'''
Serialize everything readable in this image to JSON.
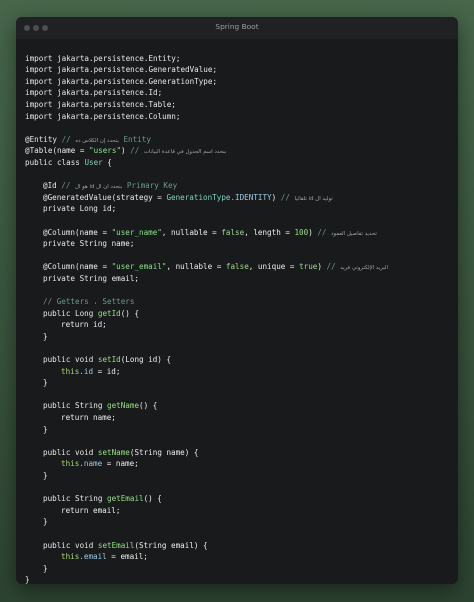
{
  "window": {
    "title": "Spring Boot"
  },
  "code": {
    "imports": [
      "import jakarta.persistence.Entity;",
      "import jakarta.persistence.GeneratedValue;",
      "import jakarta.persistence.GenerationType;",
      "import jakarta.persistence.Id;",
      "import jakarta.persistence.Table;",
      "import jakarta.persistence.Column;"
    ],
    "entity_annotation": "@Entity",
    "entity_comment_prefix": " // ",
    "entity_comment_ar": "بنحدد إن الكلاس ده",
    "entity_comment_en": " Entity",
    "table_annotation": "@Table",
    "table_args_open": "(name = ",
    "table_name": "\"users\"",
    "table_args_close": ")",
    "table_comment_prefix": " // ",
    "table_comment_ar": "بنحدد اسم الجدول في قاعدة البيانات",
    "class_decl_kw": "public class ",
    "class_name": "User",
    "class_open": " {",
    "id_annotation": "@Id",
    "id_comment_prefix": " // ",
    "id_comment_ar": "هو ال id بنحدد ان ال",
    "id_comment_en": " Primary Key",
    "gen_annotation": "@GeneratedValue",
    "gen_args_open": "(strategy = ",
    "gen_type": "GenerationType",
    "gen_value": ".IDENTITY",
    "gen_args_close": ")",
    "gen_comment_prefix": " // ",
    "gen_comment_ar": "تلقائيا id توليد ال",
    "id_field_kw": "private Long ",
    "id_field_name": "id;",
    "col1_annotation": "@Column",
    "col1_args_open": "(name = ",
    "col1_name": "\"user_name\"",
    "col1_nullable_label": ", nullable = ",
    "col1_nullable_value": "false",
    "col1_length_label": ", length = ",
    "col1_length_value": "100",
    "col1_args_close": ")",
    "col1_comment_prefix": " // ",
    "col1_comment_ar": "تحديد تفاصيل العمود",
    "name_field_kw": "private String ",
    "name_field_name": "name;",
    "col2_annotation": "@Column",
    "col2_args_open": "(name = ",
    "col2_name": "\"user_email\"",
    "col2_nullable_label": ", nullable = ",
    "col2_nullable_value": "false",
    "col2_unique_label": ", unique = ",
    "col2_unique_value": "true",
    "col2_args_close": ")",
    "col2_comment_prefix": " // ",
    "col2_comment_ar": "البريد الإلكتروني فريد",
    "email_field_kw": "private String ",
    "email_field_name": "email;",
    "getters_comment": "// Getters ، Setters",
    "get_id_kw": "public Long ",
    "get_id_name": "getId",
    "get_id_tail": "() {",
    "get_id_body": "return id;",
    "set_id_kw": "public void ",
    "set_id_name": "setId",
    "set_id_tail": "(Long id) {",
    "set_id_this": "this",
    "set_id_field": ".id",
    "set_id_rest": " = id;",
    "get_name_kw": "public String ",
    "get_name_name": "getName",
    "get_name_tail": "() {",
    "get_name_body": "return name;",
    "set_name_kw": "public void ",
    "set_name_name": "setName",
    "set_name_tail": "(String name) {",
    "set_name_this": "this",
    "set_name_field": ".name",
    "set_name_rest": " = name;",
    "get_email_kw": "public String ",
    "get_email_name": "getEmail",
    "get_email_tail": "() {",
    "get_email_body": "return email;",
    "set_email_kw": "public void ",
    "set_email_name": "setEmail",
    "set_email_tail": "(String email) {",
    "set_email_this": "this",
    "set_email_field": ".email",
    "set_email_rest": " = email;",
    "close_brace": "}"
  }
}
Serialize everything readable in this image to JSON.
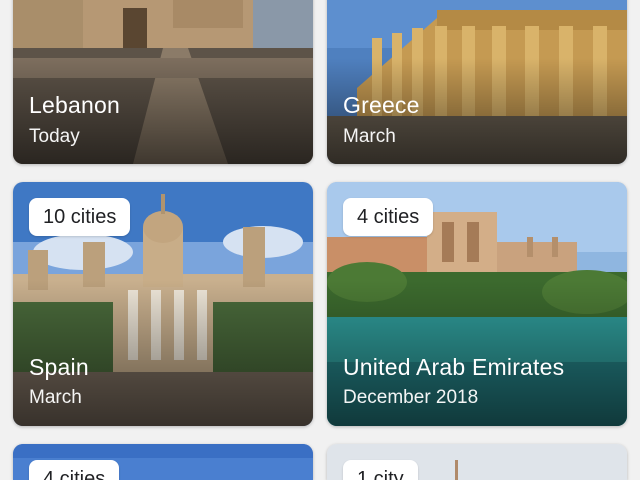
{
  "cards": [
    {
      "title": "Lebanon",
      "subtitle": "Today"
    },
    {
      "title": "Greece",
      "subtitle": "March"
    },
    {
      "title": "Spain",
      "subtitle": "March",
      "badge": "10 cities"
    },
    {
      "title": "United Arab Emirates",
      "subtitle": "December 2018",
      "badge": "4 cities"
    },
    {
      "badge": "4 cities"
    },
    {
      "badge": "1 city"
    }
  ]
}
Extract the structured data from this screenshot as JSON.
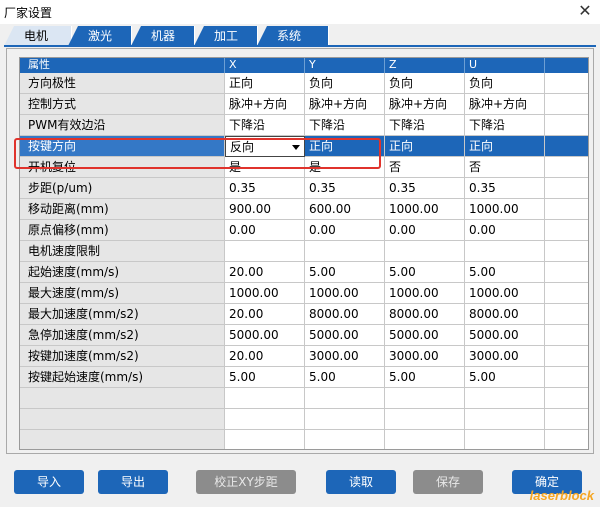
{
  "window": {
    "title": "厂家设置",
    "close_glyph": "✕"
  },
  "tabs": [
    "电机",
    "激光",
    "机器",
    "加工",
    "系统"
  ],
  "grid": {
    "columns": [
      "属性",
      "X",
      "Y",
      "Z",
      "U"
    ],
    "rows": [
      [
        "方向极性",
        "正向",
        "负向",
        "负向",
        "负向"
      ],
      [
        "控制方式",
        "脉冲+方向",
        "脉冲+方向",
        "脉冲+方向",
        "脉冲+方向"
      ],
      [
        "PWM有效边沿",
        "下降沿",
        "下降沿",
        "下降沿",
        "下降沿"
      ],
      [
        "按键方向",
        "反向",
        "正向",
        "正向",
        "正向"
      ],
      [
        "开机复位",
        "是",
        "是",
        "否",
        "否"
      ],
      [
        "步距(p/um)",
        "0.35",
        "0.35",
        "0.35",
        "0.35"
      ],
      [
        "移动距离(mm)",
        "900.00",
        "600.00",
        "1000.00",
        "1000.00"
      ],
      [
        "原点偏移(mm)",
        "0.00",
        "0.00",
        "0.00",
        "0.00"
      ],
      [
        "电机速度限制",
        "",
        "",
        "",
        ""
      ],
      [
        "起始速度(mm/s)",
        "20.00",
        "5.00",
        "5.00",
        "5.00"
      ],
      [
        "最大速度(mm/s)",
        "1000.00",
        "1000.00",
        "1000.00",
        "1000.00"
      ],
      [
        "最大加速度(mm/s2)",
        "20.00",
        "8000.00",
        "8000.00",
        "8000.00"
      ],
      [
        "急停加速度(mm/s2)",
        "5000.00",
        "5000.00",
        "5000.00",
        "5000.00"
      ],
      [
        "按键加速度(mm/s2)",
        "20.00",
        "3000.00",
        "3000.00",
        "3000.00"
      ],
      [
        "按键起始速度(mm/s)",
        "5.00",
        "5.00",
        "5.00",
        "5.00"
      ],
      [
        "",
        "",
        "",
        "",
        ""
      ],
      [
        "",
        "",
        "",
        "",
        ""
      ],
      [
        "",
        "",
        "",
        "",
        ""
      ]
    ],
    "selected_row": 3
  },
  "buttons": {
    "import": "导入",
    "export": "导出",
    "calibrate": "校正XY步距",
    "read": "读取",
    "save": "保存",
    "ok": "确定"
  },
  "watermark": "laserblock",
  "colors": {
    "accent": "#1d66b8",
    "highlight": "#e0332c"
  }
}
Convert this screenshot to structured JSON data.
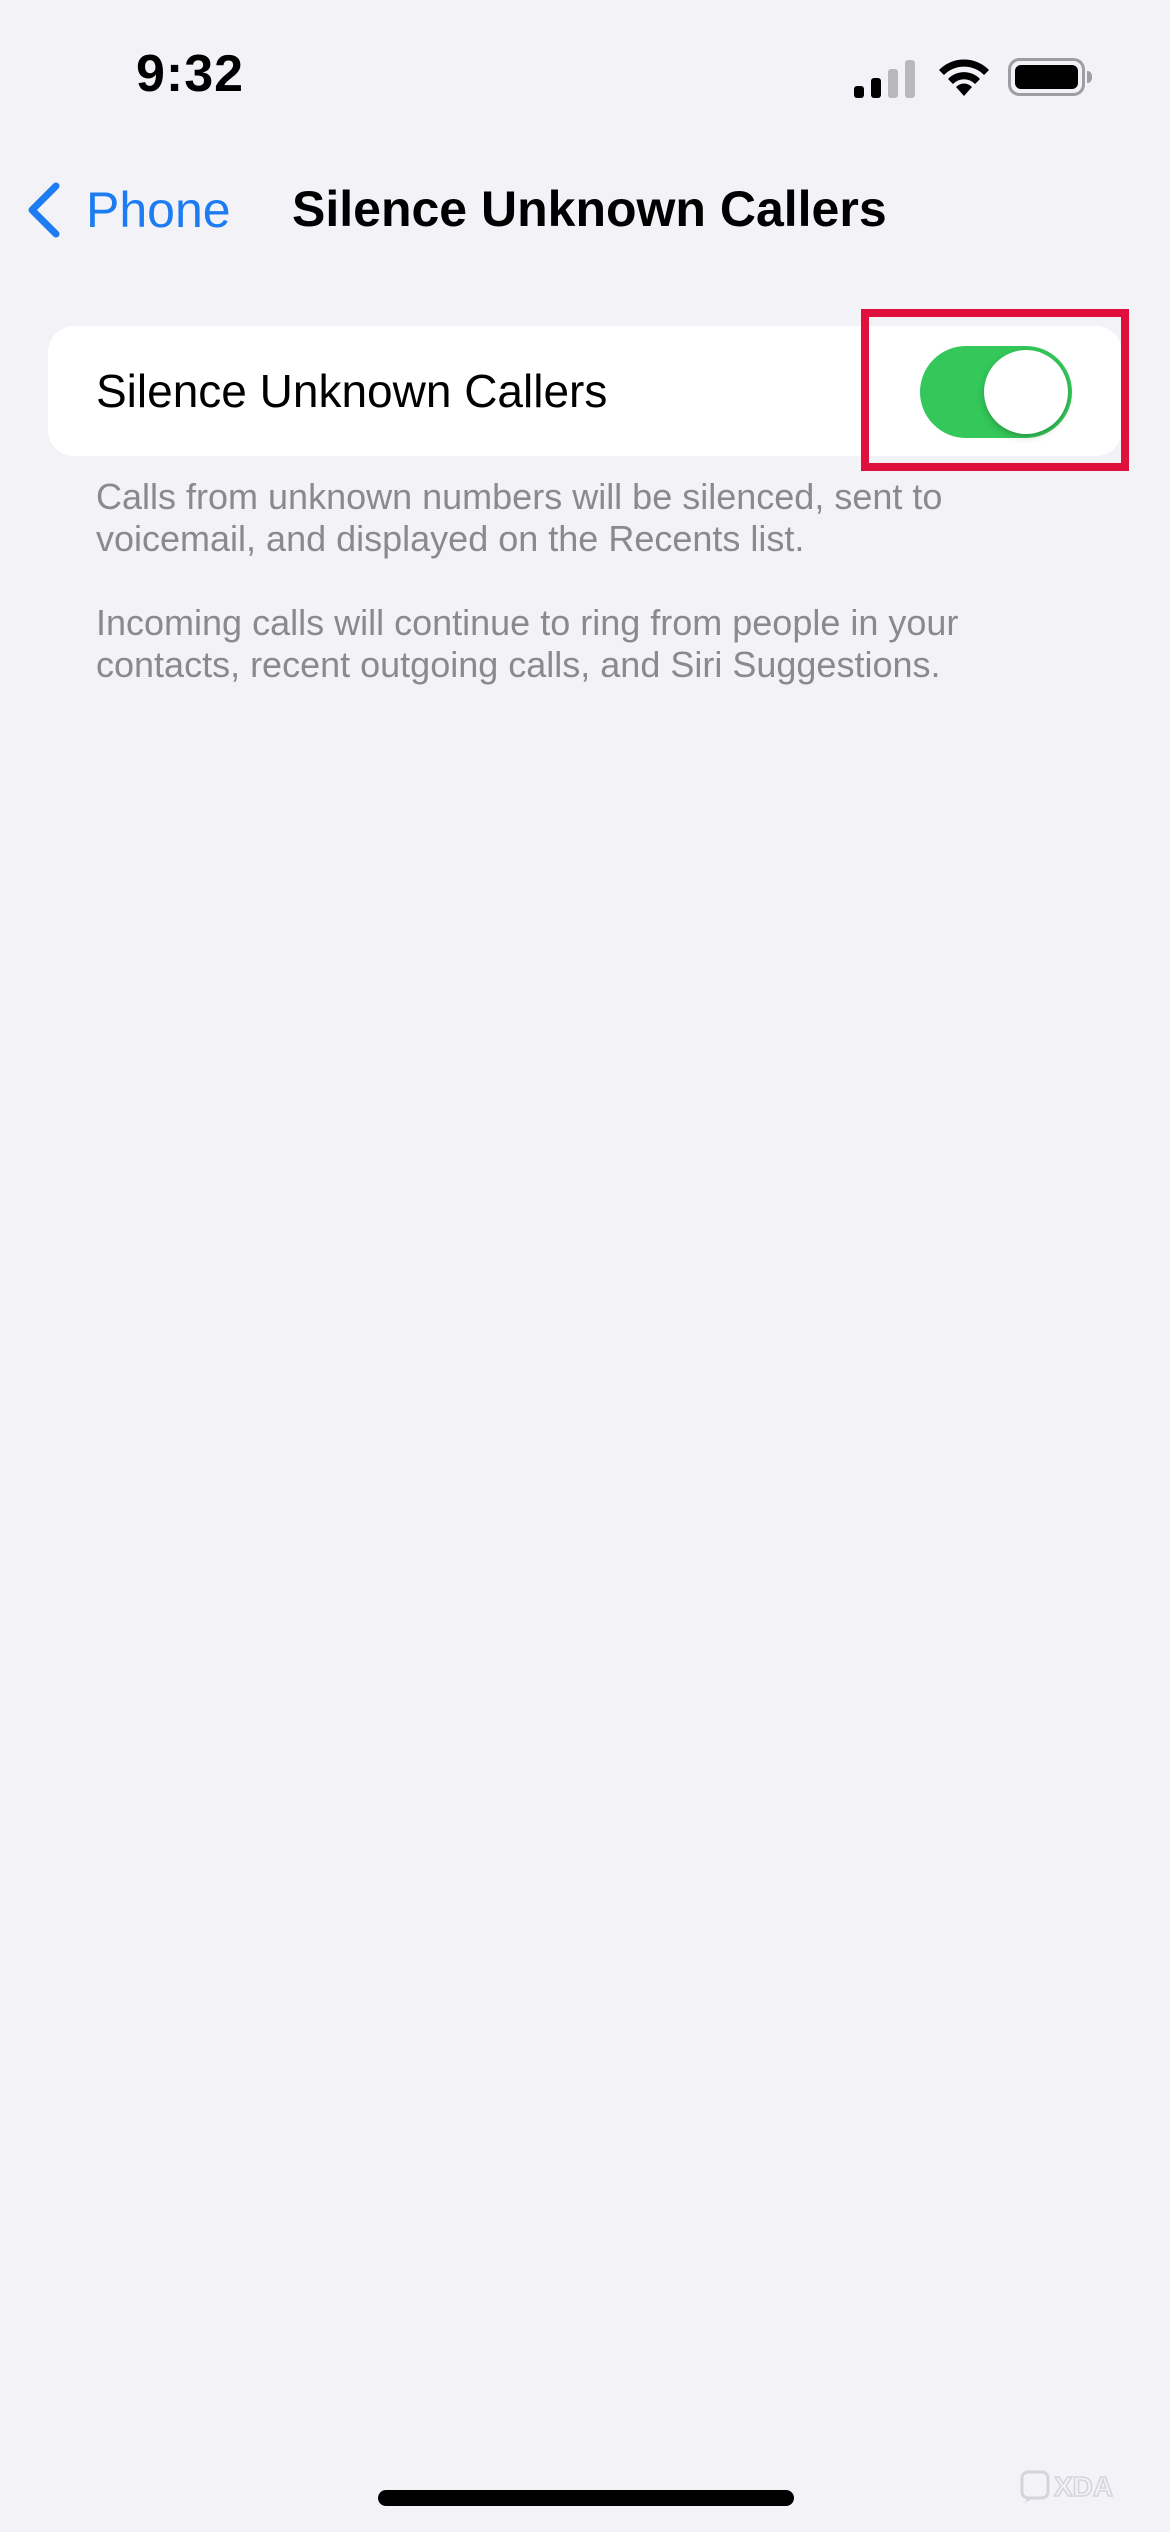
{
  "status_bar": {
    "time": "9:32",
    "icons": [
      "cellular-signal-icon",
      "wifi-icon",
      "battery-icon"
    ]
  },
  "nav": {
    "back_label": "Phone",
    "title": "Silence Unknown Callers"
  },
  "settings": {
    "row_label": "Silence Unknown Callers",
    "toggle_on": true,
    "footer_1": "Calls from unknown numbers will be silenced, sent to voicemail, and displayed on the Recents list.",
    "footer_2": "Incoming calls will continue to ring from people in your contacts, recent outgoing calls, and Siri Suggestions."
  },
  "colors": {
    "accent": "#1d7cf2",
    "toggle_on": "#34c759",
    "highlight": "#e0103d",
    "background": "#f2f2f7"
  },
  "watermark": {
    "text": "XDA"
  }
}
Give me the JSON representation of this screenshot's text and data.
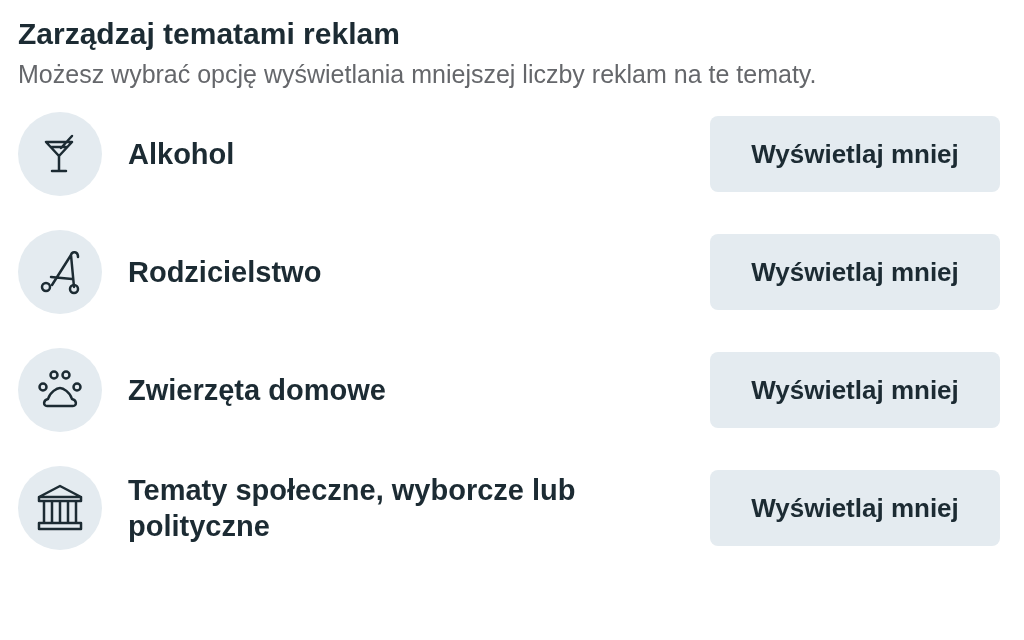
{
  "title": "Zarządzaj tematami reklam",
  "description": "Możesz wybrać opcję wyświetlania mniejszej liczby reklam na te tematy.",
  "topics": [
    {
      "kind": "cocktail",
      "label": "Alkohol",
      "button": "Wyświetlaj mniej"
    },
    {
      "kind": "stroller",
      "label": "Rodzicielstwo",
      "button": "Wyświetlaj mniej"
    },
    {
      "kind": "paw",
      "label": "Zwierzęta domowe",
      "button": "Wyświetlaj mniej"
    },
    {
      "kind": "building",
      "label": "Tematy społeczne, wyborcze lub polityczne",
      "button": "Wyświetlaj mniej"
    }
  ]
}
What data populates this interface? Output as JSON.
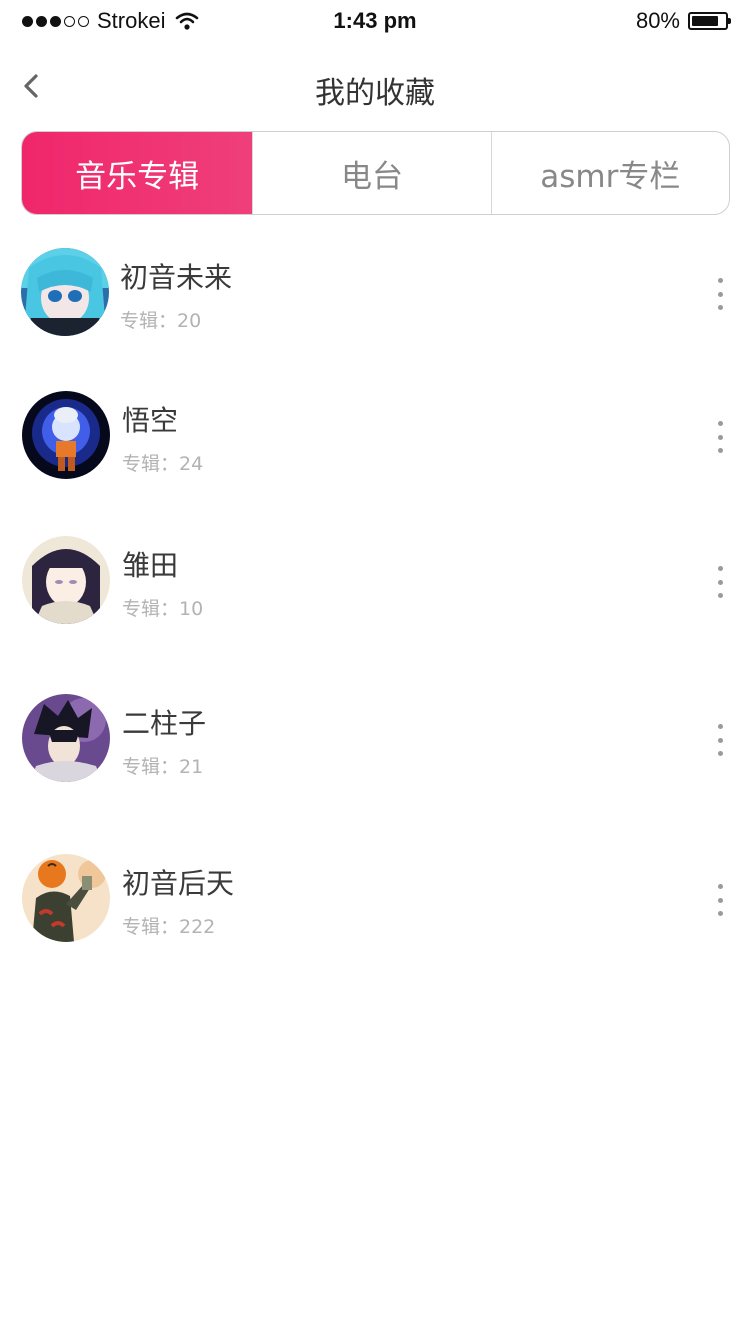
{
  "status_bar": {
    "signal_filled": 3,
    "signal_total": 5,
    "carrier": "Strokei",
    "time": "1:43 pm",
    "battery_percent_label": "80%",
    "battery_level": 0.8
  },
  "nav": {
    "title": "我的收藏",
    "back_icon": "chevron-left-icon"
  },
  "tabs": [
    {
      "label": "音乐专辑",
      "active": true
    },
    {
      "label": "电台",
      "active": false
    },
    {
      "label": "asmr专栏",
      "active": false
    }
  ],
  "colors": {
    "accent_start": "#f0266b",
    "accent_end": "#ef3f7a"
  },
  "items": [
    {
      "title": "初音未来",
      "subtitle": "专辑：20"
    },
    {
      "title": "悟空",
      "subtitle": "专辑：24"
    },
    {
      "title": "雏田",
      "subtitle": "专辑：10"
    },
    {
      "title": "二柱子",
      "subtitle": "专辑：21"
    },
    {
      "title": "初音后天",
      "subtitle": "专辑：222"
    }
  ]
}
'''
[WORK TO BE COMPLETED] Exactly reproduce the lines beginning at the one that contains "What data populates" and ending at the final line of the material, with the pictures left out.

[THE COMPLETED TASK]
What data populates this interface? Output as JSON.
{
  "status_bar": {
    "signal_filled": 3,
    "signal_total": 5,
    "carrier": "Strokei",
    "time": "1:43 pm",
    "battery_percent_label": "80%",
    "battery_level": 0.8
  },
  "nav": {
    "title": "我的收藏",
    "back_icon": "chevron-left-icon"
  },
  "tabs": [
    {
      "label": "音乐专辑",
      "active": true
    },
    {
      "label": "电台",
      "active": false
    },
    {
      "label": "asmr专栏",
      "active": false
    }
  ],
  "colors": {
    "accent_start": "#f0266b",
    "accent_end": "#ef3f7a"
  },
  "items": [
    {
      "title": "初音未来",
      "subtitle": "专辑：20"
    },
    {
      "title": "悟空",
      "subtitle": "专辑：24"
    },
    {
      "title": "雏田",
      "subtitle": "专辑：10"
    },
    {
      "title": "二柱子",
      "subtitle": "专辑：21"
    },
    {
      "title": "初音后天",
      "subtitle": "专辑：222"
    }
  ]
}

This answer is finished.